§ Directive
From the line with "45, 1210, 59]" to the line with "23, 181, 43]", swap "close-icon" for "dismiss-icon" in the records and rewrite only those lines, leaving everything else unchanged.
(begin)
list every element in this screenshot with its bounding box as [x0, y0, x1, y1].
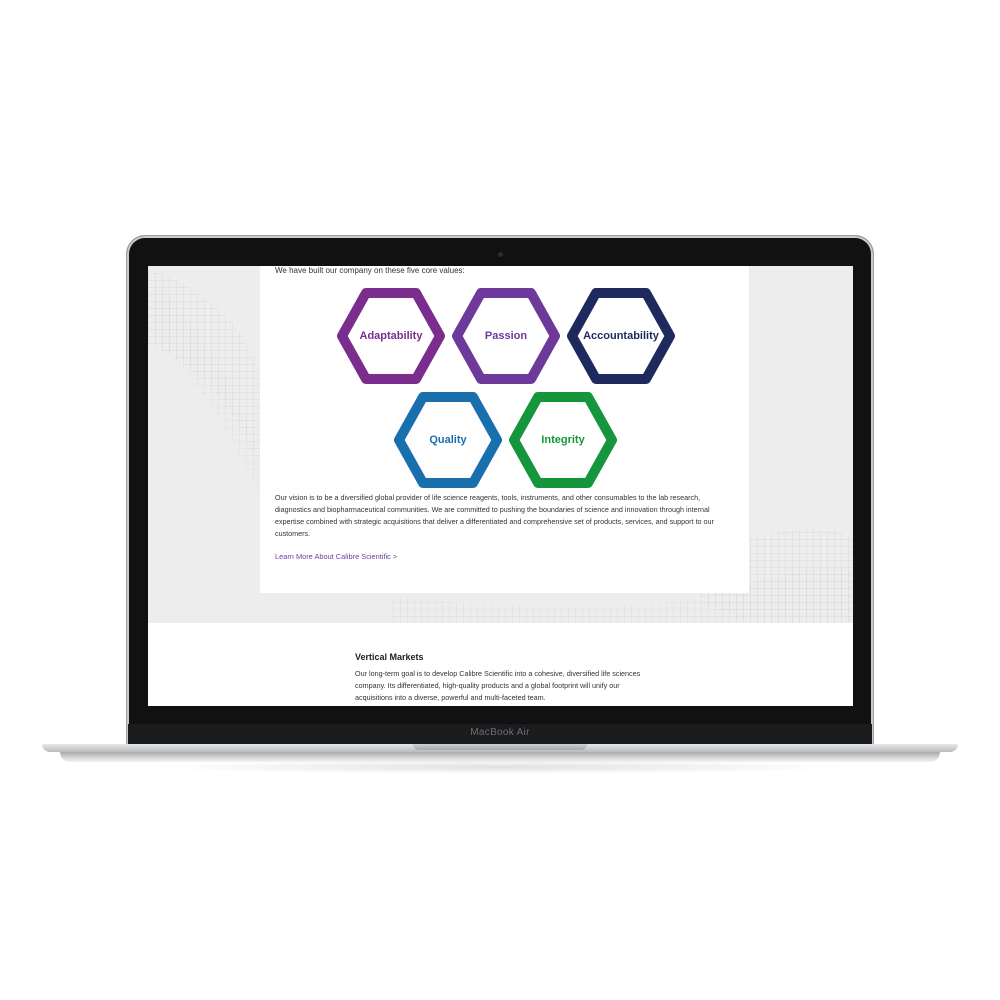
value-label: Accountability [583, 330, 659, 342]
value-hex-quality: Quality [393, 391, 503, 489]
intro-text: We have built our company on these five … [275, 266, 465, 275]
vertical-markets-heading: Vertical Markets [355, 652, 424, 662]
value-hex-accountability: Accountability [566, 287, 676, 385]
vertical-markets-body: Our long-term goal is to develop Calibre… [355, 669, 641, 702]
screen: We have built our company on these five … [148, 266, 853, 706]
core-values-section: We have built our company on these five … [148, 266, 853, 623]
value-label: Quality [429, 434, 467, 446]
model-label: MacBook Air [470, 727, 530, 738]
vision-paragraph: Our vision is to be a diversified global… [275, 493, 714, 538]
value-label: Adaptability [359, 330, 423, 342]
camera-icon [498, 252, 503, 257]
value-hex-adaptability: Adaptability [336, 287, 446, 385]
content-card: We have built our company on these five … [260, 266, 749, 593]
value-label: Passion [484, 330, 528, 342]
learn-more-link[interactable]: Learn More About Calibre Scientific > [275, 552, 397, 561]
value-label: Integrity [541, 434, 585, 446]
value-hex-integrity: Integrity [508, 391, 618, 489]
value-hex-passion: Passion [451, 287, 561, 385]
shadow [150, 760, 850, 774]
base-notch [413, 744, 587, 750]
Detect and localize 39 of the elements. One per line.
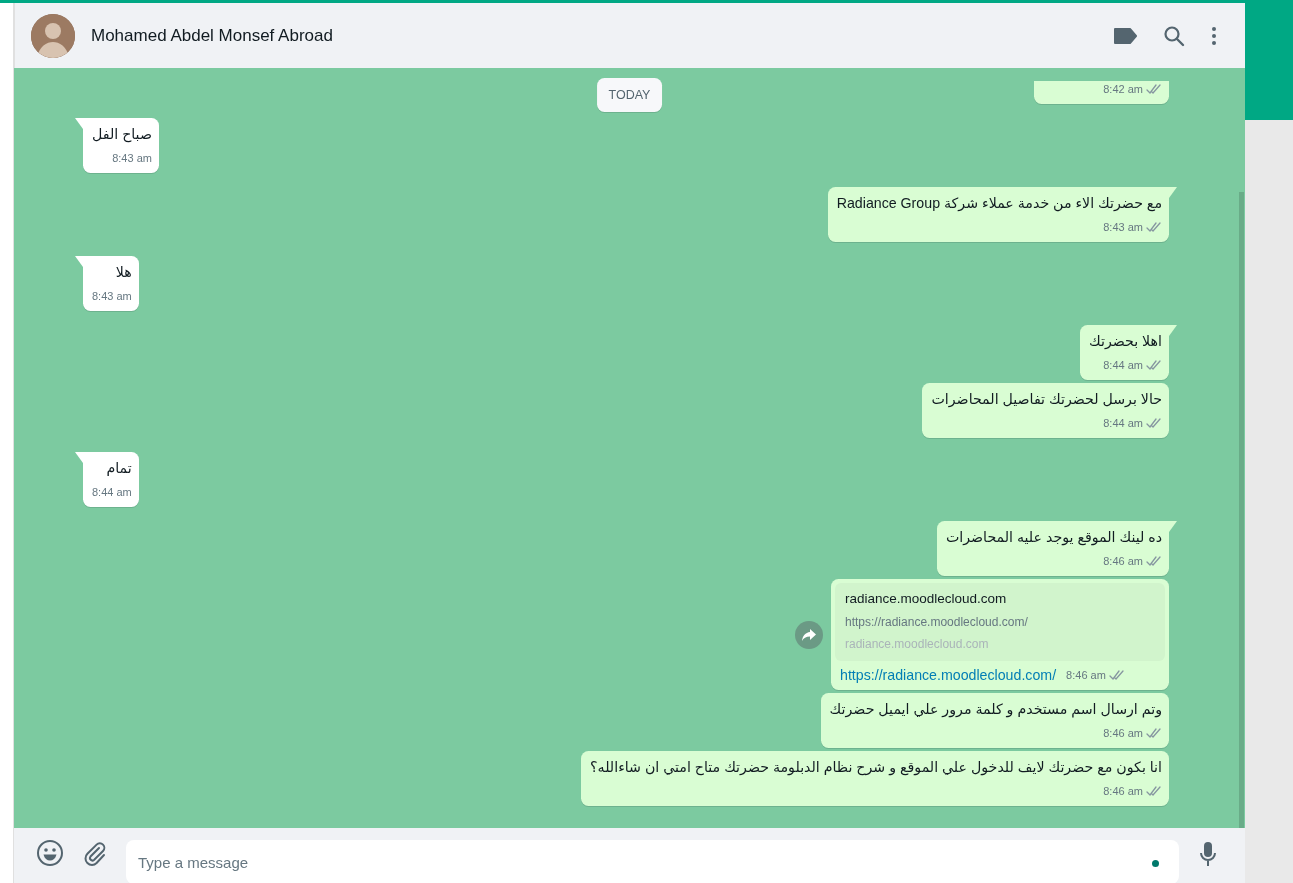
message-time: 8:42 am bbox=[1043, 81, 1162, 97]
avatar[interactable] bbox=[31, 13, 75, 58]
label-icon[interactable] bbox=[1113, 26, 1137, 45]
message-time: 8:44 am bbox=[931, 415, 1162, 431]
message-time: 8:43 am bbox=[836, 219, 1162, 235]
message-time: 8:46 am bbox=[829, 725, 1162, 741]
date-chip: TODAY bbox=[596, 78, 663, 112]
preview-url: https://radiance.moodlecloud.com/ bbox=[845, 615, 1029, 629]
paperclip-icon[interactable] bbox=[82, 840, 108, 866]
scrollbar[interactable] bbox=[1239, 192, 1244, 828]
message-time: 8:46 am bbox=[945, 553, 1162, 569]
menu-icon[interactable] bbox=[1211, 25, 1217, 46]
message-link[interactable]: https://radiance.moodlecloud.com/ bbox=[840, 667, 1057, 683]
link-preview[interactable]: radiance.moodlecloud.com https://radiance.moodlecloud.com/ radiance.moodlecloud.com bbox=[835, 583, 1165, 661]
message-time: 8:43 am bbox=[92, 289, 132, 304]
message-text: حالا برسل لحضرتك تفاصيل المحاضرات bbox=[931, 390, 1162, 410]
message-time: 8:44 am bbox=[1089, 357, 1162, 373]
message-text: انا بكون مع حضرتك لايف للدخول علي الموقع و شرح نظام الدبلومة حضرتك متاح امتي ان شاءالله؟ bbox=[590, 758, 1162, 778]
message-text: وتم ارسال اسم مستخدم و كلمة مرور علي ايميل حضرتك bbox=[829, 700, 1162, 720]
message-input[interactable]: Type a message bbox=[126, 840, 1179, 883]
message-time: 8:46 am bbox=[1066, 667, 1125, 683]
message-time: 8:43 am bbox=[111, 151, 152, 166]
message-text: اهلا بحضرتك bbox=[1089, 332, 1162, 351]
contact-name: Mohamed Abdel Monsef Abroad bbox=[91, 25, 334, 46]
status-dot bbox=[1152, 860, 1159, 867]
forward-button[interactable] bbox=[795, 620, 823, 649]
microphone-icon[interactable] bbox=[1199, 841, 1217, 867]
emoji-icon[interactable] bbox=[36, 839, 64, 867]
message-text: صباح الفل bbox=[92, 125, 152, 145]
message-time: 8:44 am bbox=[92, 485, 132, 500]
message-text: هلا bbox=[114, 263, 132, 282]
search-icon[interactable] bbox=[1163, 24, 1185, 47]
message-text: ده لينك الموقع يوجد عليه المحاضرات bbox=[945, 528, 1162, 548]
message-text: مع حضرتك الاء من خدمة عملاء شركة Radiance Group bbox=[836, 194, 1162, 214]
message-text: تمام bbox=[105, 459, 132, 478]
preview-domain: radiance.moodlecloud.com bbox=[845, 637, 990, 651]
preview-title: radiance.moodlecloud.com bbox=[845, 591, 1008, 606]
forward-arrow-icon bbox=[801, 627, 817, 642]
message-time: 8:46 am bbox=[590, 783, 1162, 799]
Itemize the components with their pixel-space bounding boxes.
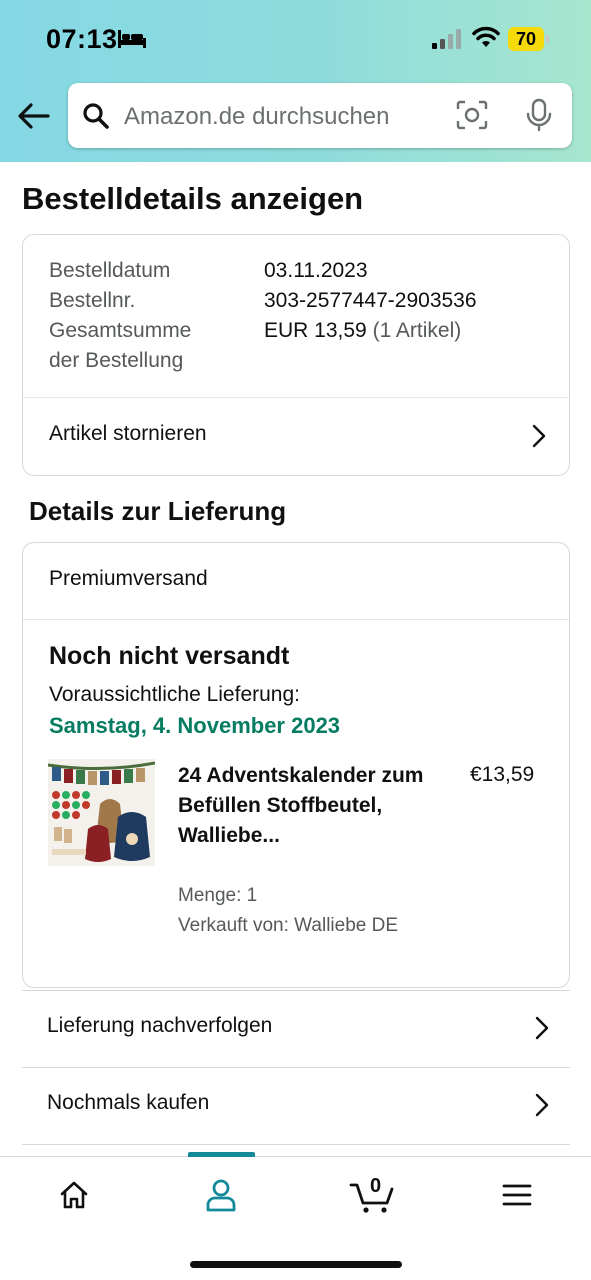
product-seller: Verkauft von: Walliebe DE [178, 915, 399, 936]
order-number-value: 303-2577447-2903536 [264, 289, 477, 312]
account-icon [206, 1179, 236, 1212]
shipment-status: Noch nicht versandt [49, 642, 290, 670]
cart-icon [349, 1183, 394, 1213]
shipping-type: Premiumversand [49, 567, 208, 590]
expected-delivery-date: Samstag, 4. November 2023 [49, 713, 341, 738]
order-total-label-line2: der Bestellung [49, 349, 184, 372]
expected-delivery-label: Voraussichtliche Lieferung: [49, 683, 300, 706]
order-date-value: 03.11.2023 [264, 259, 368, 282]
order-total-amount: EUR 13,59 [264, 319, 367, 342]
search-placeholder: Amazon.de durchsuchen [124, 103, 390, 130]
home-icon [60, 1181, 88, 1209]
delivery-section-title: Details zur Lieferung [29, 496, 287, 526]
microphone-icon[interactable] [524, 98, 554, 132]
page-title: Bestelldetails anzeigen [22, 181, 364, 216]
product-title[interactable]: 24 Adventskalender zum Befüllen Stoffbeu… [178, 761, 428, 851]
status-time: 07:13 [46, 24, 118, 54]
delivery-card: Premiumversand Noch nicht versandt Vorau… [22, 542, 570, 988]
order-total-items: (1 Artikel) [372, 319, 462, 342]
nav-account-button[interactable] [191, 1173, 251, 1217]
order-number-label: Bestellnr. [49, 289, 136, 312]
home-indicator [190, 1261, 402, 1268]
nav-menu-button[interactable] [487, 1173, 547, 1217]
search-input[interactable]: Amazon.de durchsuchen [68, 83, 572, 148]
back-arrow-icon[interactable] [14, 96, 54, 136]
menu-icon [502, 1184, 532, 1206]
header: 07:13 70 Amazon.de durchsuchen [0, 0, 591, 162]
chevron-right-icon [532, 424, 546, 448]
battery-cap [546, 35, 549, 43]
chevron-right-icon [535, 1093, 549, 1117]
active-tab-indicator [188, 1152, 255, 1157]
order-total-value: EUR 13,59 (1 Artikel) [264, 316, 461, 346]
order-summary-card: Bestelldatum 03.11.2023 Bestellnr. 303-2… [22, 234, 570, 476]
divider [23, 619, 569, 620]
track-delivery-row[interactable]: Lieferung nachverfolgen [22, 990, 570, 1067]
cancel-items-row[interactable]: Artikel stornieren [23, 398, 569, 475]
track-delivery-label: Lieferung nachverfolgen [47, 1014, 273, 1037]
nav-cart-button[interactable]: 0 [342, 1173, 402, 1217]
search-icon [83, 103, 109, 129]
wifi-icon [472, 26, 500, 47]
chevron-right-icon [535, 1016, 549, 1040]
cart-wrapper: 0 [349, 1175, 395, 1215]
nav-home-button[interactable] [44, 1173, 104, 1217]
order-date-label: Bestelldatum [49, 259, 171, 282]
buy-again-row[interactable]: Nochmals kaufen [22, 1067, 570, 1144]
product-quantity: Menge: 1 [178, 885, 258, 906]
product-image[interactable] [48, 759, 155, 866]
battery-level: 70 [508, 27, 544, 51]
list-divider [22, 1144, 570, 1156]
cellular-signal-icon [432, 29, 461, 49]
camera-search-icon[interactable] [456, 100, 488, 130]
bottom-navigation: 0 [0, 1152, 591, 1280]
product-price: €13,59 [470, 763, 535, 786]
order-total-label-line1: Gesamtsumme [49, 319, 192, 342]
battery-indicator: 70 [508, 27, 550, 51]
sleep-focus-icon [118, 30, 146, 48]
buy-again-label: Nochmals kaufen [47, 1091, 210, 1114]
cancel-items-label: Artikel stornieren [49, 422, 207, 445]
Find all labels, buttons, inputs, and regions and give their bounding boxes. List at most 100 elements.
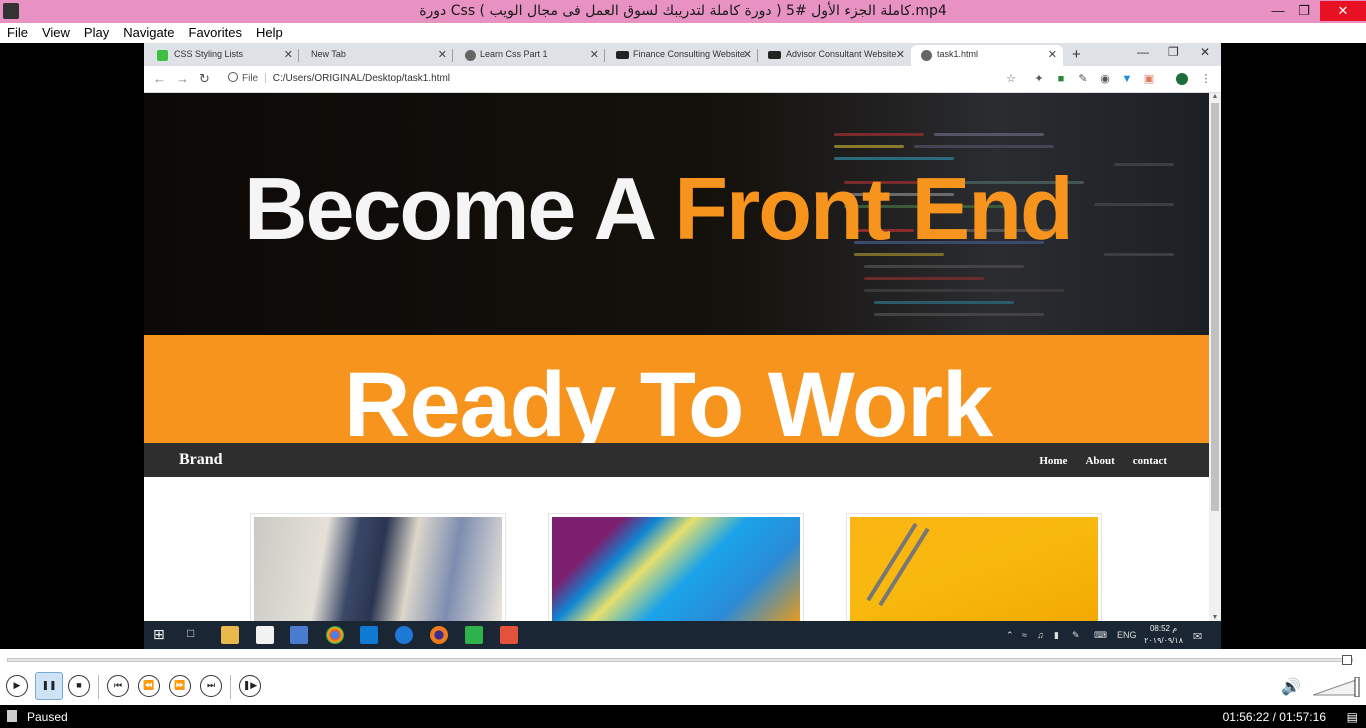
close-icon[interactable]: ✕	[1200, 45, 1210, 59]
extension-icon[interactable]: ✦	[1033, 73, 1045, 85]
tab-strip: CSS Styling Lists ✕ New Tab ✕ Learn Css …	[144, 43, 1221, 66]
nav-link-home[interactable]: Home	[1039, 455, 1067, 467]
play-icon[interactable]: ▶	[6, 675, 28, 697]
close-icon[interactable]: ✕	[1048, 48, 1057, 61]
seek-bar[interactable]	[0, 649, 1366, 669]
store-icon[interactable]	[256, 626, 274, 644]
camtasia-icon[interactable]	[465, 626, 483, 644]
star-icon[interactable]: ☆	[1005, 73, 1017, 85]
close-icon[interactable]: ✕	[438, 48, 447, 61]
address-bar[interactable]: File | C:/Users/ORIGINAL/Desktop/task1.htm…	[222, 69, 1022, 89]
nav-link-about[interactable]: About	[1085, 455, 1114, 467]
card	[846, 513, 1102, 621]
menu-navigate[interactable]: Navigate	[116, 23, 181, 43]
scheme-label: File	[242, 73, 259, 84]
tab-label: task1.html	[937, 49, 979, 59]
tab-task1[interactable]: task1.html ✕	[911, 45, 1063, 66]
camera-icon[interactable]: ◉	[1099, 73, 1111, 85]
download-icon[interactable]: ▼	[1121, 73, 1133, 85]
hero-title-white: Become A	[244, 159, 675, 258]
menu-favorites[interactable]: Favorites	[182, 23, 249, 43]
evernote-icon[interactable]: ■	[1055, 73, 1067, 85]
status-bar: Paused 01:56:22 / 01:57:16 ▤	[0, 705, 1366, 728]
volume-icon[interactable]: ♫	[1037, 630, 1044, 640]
(end)
§ Exercise output
dismiss-icon[interactable]: ✕	[1200, 45, 1210, 59]
extension-icon[interactable]: ✦	[1033, 73, 1045, 85]
tab-strip: CSS Styling Lists ✕ New Tab ✕ Learn Css …	[144, 43, 1221, 66]
nav-link-home[interactable]: Home	[1039, 455, 1067, 467]
play-icon[interactable]: ▶	[6, 675, 28, 697]
dismiss-icon[interactable]: ✕	[1048, 48, 1057, 61]
seek-bar[interactable]	[0, 649, 1366, 669]
store-icon[interactable]	[256, 626, 274, 644]
camtasia-icon[interactable]	[465, 626, 483, 644]
star-icon[interactable]: ☆	[1005, 73, 1017, 85]
dismiss-icon[interactable]: ✕	[438, 48, 447, 61]
address-bar[interactable]: File | C:/Users/ORIGINAL/Desktop/task1.htm…	[222, 69, 1022, 89]
nav-link-about[interactable]: About	[1085, 455, 1114, 467]
card	[846, 513, 1102, 621]
menu-navigate[interactable]: Navigate	[116, 23, 181, 43]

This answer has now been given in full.